(EXERCISE DESCRIPTION) Transcribe the listing in full, excluding any pictures.

-- START OF RECORDS FOR THIS EXERCISE --

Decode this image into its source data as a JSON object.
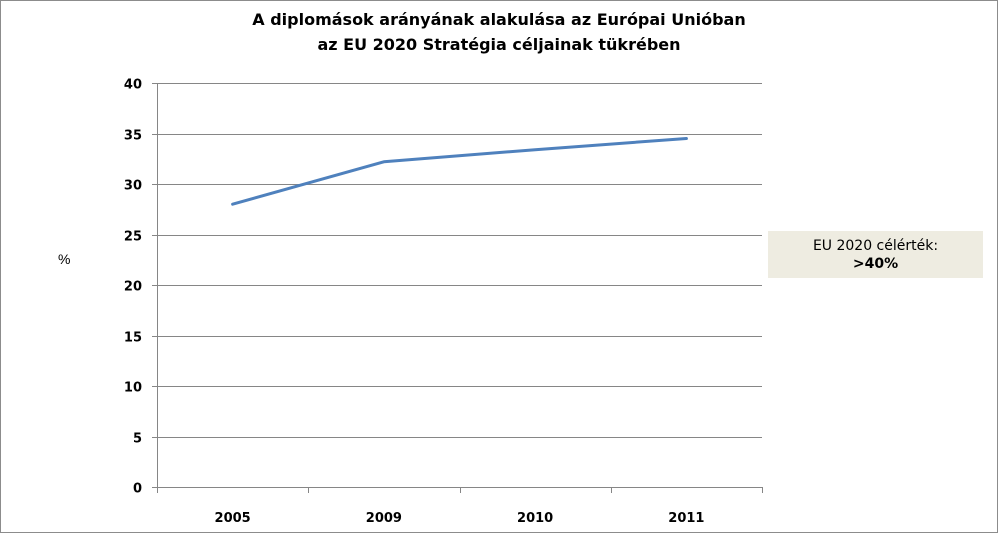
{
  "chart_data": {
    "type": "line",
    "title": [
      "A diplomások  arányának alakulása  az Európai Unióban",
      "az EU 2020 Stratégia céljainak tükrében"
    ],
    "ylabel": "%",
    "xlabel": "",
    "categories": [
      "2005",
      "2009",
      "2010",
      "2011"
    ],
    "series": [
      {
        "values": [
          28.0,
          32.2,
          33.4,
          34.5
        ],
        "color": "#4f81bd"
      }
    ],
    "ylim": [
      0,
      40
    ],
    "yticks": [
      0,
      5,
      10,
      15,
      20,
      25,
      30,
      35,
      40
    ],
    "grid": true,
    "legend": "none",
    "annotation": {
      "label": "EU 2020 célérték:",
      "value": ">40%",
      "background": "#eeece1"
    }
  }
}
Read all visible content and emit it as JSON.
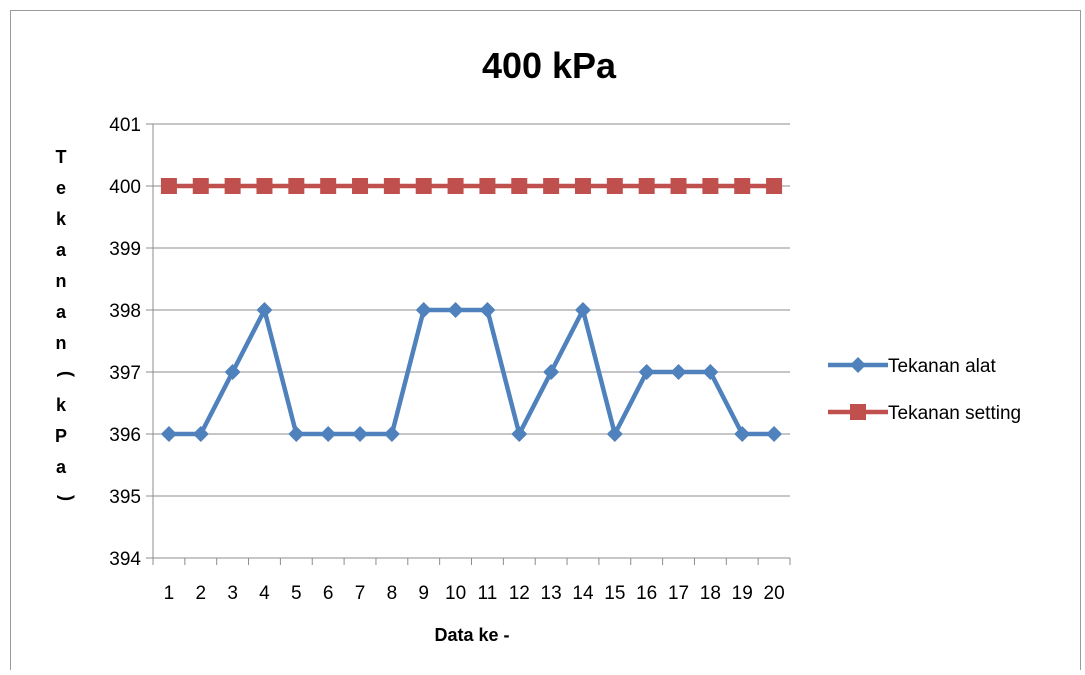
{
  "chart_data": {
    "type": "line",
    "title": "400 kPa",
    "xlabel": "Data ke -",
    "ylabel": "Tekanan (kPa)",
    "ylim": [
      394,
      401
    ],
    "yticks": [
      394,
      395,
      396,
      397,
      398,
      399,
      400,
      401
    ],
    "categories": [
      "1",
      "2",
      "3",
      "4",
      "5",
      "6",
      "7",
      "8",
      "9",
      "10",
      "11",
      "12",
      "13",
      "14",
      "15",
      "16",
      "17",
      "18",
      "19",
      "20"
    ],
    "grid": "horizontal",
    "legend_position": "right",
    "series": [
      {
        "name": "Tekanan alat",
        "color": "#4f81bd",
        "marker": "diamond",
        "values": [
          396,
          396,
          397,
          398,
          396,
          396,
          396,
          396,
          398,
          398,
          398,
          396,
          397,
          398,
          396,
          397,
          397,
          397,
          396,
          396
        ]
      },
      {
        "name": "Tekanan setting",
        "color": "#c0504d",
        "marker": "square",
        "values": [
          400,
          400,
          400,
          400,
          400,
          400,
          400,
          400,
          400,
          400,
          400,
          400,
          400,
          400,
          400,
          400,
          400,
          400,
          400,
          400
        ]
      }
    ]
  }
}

-- END OF RECORDS FOR THIS EXERCISE --

(RIGHT ANSWER)
Decode this image into its source data as a JSON object.
{
  "chart_data": {
    "type": "line",
    "title": [
      "A diplomások  arányának alakulása  az Európai Unióban",
      "az EU 2020 Stratégia céljainak tükrében"
    ],
    "ylabel": "%",
    "xlabel": "",
    "categories": [
      "2005",
      "2009",
      "2010",
      "2011"
    ],
    "series": [
      {
        "values": [
          28.0,
          32.2,
          33.4,
          34.5
        ],
        "color": "#4f81bd"
      }
    ],
    "ylim": [
      0,
      40
    ],
    "yticks": [
      0,
      5,
      10,
      15,
      20,
      25,
      30,
      35,
      40
    ],
    "grid": true,
    "legend": "none",
    "annotation": {
      "label": "EU 2020 célérték:",
      "value": ">40%",
      "background": "#eeece1"
    }
  }
}
Read all visible content and emit it as JSON.
{
  "chart_data": {
    "type": "line",
    "title": "400 kPa",
    "xlabel": "Data ke -",
    "ylabel": "Tekanan (kPa)",
    "ylim": [
      394,
      401
    ],
    "yticks": [
      394,
      395,
      396,
      397,
      398,
      399,
      400,
      401
    ],
    "categories": [
      "1",
      "2",
      "3",
      "4",
      "5",
      "6",
      "7",
      "8",
      "9",
      "10",
      "11",
      "12",
      "13",
      "14",
      "15",
      "16",
      "17",
      "18",
      "19",
      "20"
    ],
    "grid": "horizontal",
    "legend_position": "right",
    "series": [
      {
        "name": "Tekanan alat",
        "color": "#4f81bd",
        "marker": "diamond",
        "values": [
          396,
          396,
          397,
          398,
          396,
          396,
          396,
          396,
          398,
          398,
          398,
          396,
          397,
          398,
          396,
          397,
          397,
          397,
          396,
          396
        ]
      },
      {
        "name": "Tekanan setting",
        "color": "#c0504d",
        "marker": "square",
        "values": [
          400,
          400,
          400,
          400,
          400,
          400,
          400,
          400,
          400,
          400,
          400,
          400,
          400,
          400,
          400,
          400,
          400,
          400,
          400,
          400
        ]
      }
    ]
  }
}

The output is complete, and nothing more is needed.